▸ WRITTEN PROBLEM
From the listing that follows, output everything exactly except the pictures.

▸ GIVEN DATA
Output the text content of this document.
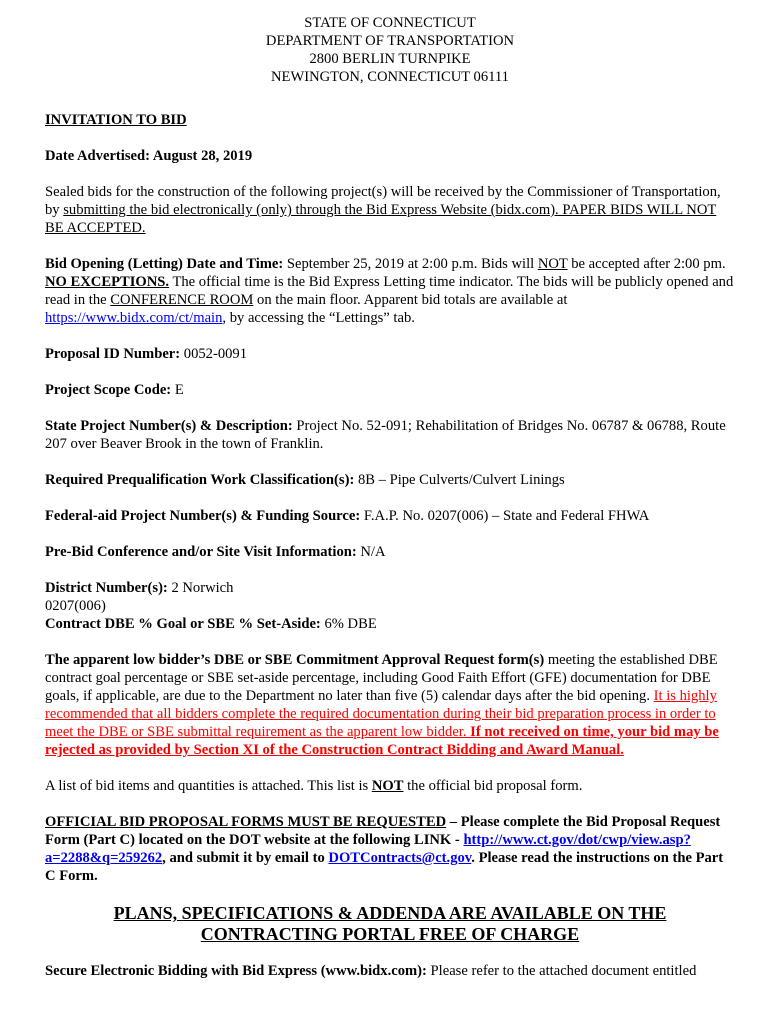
STATE OF CONNECTICUT
DEPARTMENT OF TRANSPORTATION
2800 BERLIN TURNPIKE
NEWINGTON, CONNECTICUT 06111

INVITATION TO BID

Date Advertised: August 28, 2019

Sealed bids for the construction of the following project(s) will be received by the Commissioner of Transportation, by submitting the bid electronically (only) through the Bid Express Website (bidx.com). PAPER BIDS WILL NOT BE ACCEPTED.

Bid Opening (Letting) Date and Time: September 25, 2019 at 2:00 p.m. Bids will NOT be accepted after 2:00 pm. NO EXCEPTIONS. The official time is the Bid Express Letting time indicator. The bids will be publicly opened and read in the CONFERENCE ROOM on the main floor. Apparent bid totals are available at https://www.bidx.com/ct/main, by accessing the “Lettings” tab.

Proposal ID Number: 0052-0091

Project Scope Code: E

State Project Number(s) & Description: Project No. 52-091; Rehabilitation of Bridges No. 06787 & 06788, Route 207 over Beaver Brook in the town of Franklin.

Required Prequalification Work Classification(s): 8B – Pipe Culverts/Culvert Linings

Federal-aid Project Number(s) & Funding Source: F.A.P. No. 0207(006) – State and Federal FHWA

Pre-Bid Conference and/or Site Visit Information: N/A

District Number(s): 2 Norwich

0207(006)

Contract DBE % Goal or SBE % Set-Aside: 6% DBE

The apparent low bidder’s DBE or SBE Commitment Approval Request form(s) meeting the established DBE contract goal percentage or SBE set-aside percentage, including Good Faith Effort (GFE) documentation for DBE goals, if applicable, are due to the Department no later than five (5) calendar days after the bid opening. It is highly recommended that all bidders complete the required documentation during their bid preparation process in order to meet the DBE or SBE submittal requirement as the apparent low bidder. If not received on time, your bid may be rejected as provided by Section XI of the Construction Contract Bidding and Award Manual.

A list of bid items and quantities is attached. This list is NOT the official bid proposal form.

OFFICIAL BID PROPOSAL FORMS MUST BE REQUESTED – Please complete the Bid Proposal Request Form (Part C) located on the DOT website at the following LINK - http://www.ct.gov/dot/cwp/view.asp?a=2288&q=259262, and submit it by email to DOTContracts@ct.gov. Please read the instructions on the Part C Form.

PLANS, SPECIFICATIONS & ADDENDA ARE AVAILABLE ON THE
CONTRACTING PORTAL FREE OF CHARGE

Secure Electronic Bidding with Bid Express (www.bidx.com): Please refer to the attached document entitled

▸ RESPONSE TO THE EXERCISE
Output the text content of this document.
STATE OF CONNECTICUT
DEPARTMENT OF TRANSPORTATION
2800 BERLIN TURNPIKE
NEWINGTON, CONNECTICUT 06111

INVITATION TO BID

Date Advertised: August 28, 2019

Sealed bids for the construction of the following project(s) will be received by the Commissioner of Transportation, by submitting the bid electronically (only) through the Bid Express Website (bidx.com). PAPER BIDS WILL NOT BE ACCEPTED.

Bid Opening (Letting) Date and Time: September 25, 2019 at 2:00 p.m. Bids will NOT be accepted after 2:00 pm. NO EXCEPTIONS. The official time is the Bid Express Letting time indicator. The bids will be publicly opened and read in the CONFERENCE ROOM on the main floor. Apparent bid totals are available at https://www.bidx.com/ct/main, by accessing the “Lettings” tab.

Proposal ID Number: 0052-0091

Project Scope Code: E

State Project Number(s) & Description: Project No. 52-091; Rehabilitation of Bridges No. 06787 & 06788, Route 207 over Beaver Brook in the town of Franklin.

Required Prequalification Work Classification(s): 8B – Pipe Culverts/Culvert Linings

Federal-aid Project Number(s) & Funding Source: F.A.P. No. 0207(006) – State and Federal FHWA

Pre-Bid Conference and/or Site Visit Information: N/A

District Number(s): 2 Norwich

0207(006)

Contract DBE % Goal or SBE % Set-Aside: 6% DBE

The apparent low bidder’s DBE or SBE Commitment Approval Request form(s) meeting the established DBE contract goal percentage or SBE set-aside percentage, including Good Faith Effort (GFE) documentation for DBE goals, if applicable, are due to the Department no later than five (5) calendar days after the bid opening. It is highly recommended that all bidders complete the required documentation during their bid preparation process in order to meet the DBE or SBE submittal requirement as the apparent low bidder. If not received on time, your bid may be rejected as provided by Section XI of the Construction Contract Bidding and Award Manual.

A list of bid items and quantities is attached. This list is NOT the official bid proposal form.

OFFICIAL BID PROPOSAL FORMS MUST BE REQUESTED – Please complete the Bid Proposal Request Form (Part C) located on the DOT website at the following LINK - http://www.ct.gov/dot/cwp/view.asp?a=2288&q=259262, and submit it by email to DOTContracts@ct.gov. Please read the instructions on the Part C Form.

PLANS, SPECIFICATIONS & ADDENDA ARE AVAILABLE ON THE
CONTRACTING PORTAL FREE OF CHARGE

Secure Electronic Bidding with Bid Express (www.bidx.com): Please refer to the attached document entitled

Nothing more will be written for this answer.